→ GIVEN PROBLEM
Retype everything in the listing, leaving each line exactly as it is.

(Source records)
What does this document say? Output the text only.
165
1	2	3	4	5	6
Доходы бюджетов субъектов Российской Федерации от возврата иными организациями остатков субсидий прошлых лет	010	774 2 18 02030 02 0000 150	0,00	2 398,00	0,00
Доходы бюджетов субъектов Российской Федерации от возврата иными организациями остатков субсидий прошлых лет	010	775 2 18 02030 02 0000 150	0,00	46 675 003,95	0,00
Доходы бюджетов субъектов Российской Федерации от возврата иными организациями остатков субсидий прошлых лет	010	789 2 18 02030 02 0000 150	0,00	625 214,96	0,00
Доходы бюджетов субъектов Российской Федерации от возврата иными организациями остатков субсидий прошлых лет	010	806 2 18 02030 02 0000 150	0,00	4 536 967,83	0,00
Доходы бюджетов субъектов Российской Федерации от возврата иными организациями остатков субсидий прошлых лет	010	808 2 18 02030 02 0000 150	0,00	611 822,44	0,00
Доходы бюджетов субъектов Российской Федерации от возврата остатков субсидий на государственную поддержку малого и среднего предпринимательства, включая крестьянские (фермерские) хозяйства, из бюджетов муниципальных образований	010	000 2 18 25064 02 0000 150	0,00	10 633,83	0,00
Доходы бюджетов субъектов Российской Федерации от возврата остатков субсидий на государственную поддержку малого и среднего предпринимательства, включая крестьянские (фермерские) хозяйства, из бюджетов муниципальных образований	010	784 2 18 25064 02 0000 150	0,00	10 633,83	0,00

→ RESULT OF THE TASK
What does this document say? Output the text only.
165
1	2	3	4	5	6
Доходы бюджетов субъектов Российской Федерации от возврата иными организациями остатков субсидий прошлых лет	010	774 2 18 02030 02 0000 150	0,00	2 398,00	0,00
Доходы бюджетов субъектов Российской Федерации от возврата иными организациями остатков субсидий прошлых лет	010	775 2 18 02030 02 0000 150	0,00	46 675 003,95	0,00
Доходы бюджетов субъектов Российской Федерации от возврата иными организациями остатков субсидий прошлых лет	010	789 2 18 02030 02 0000 150	0,00	625 214,96	0,00
Доходы бюджетов субъектов Российской Федерации от возврата иными организациями остатков субсидий прошлых лет	010	806 2 18 02030 02 0000 150	0,00	4 536 967,83	0,00
Доходы бюджетов субъектов Российской Федерации от возврата иными организациями остатков субсидий прошлых лет	010	808 2 18 02030 02 0000 150	0,00	611 822,44	0,00
Доходы бюджетов субъектов Российской Федерации от возврата остатков субсидий на государственную поддержку малого и среднего предпринимательства, включая крестьянские (фермерские) хозяйства, из бюджетов муниципальных образований	010	000 2 18 25064 02 0000 150	0,00	10 633,83	0,00
Доходы бюджетов субъектов Российской Федерации от возврата остатков субсидий на государственную поддержку малого и среднего предпринимательства, включая крестьянские (фермерские) хозяйства, из бюджетов муниципальных образований	010	784 2 18 25064 02 0000 150	0,00	10 633,83	0,00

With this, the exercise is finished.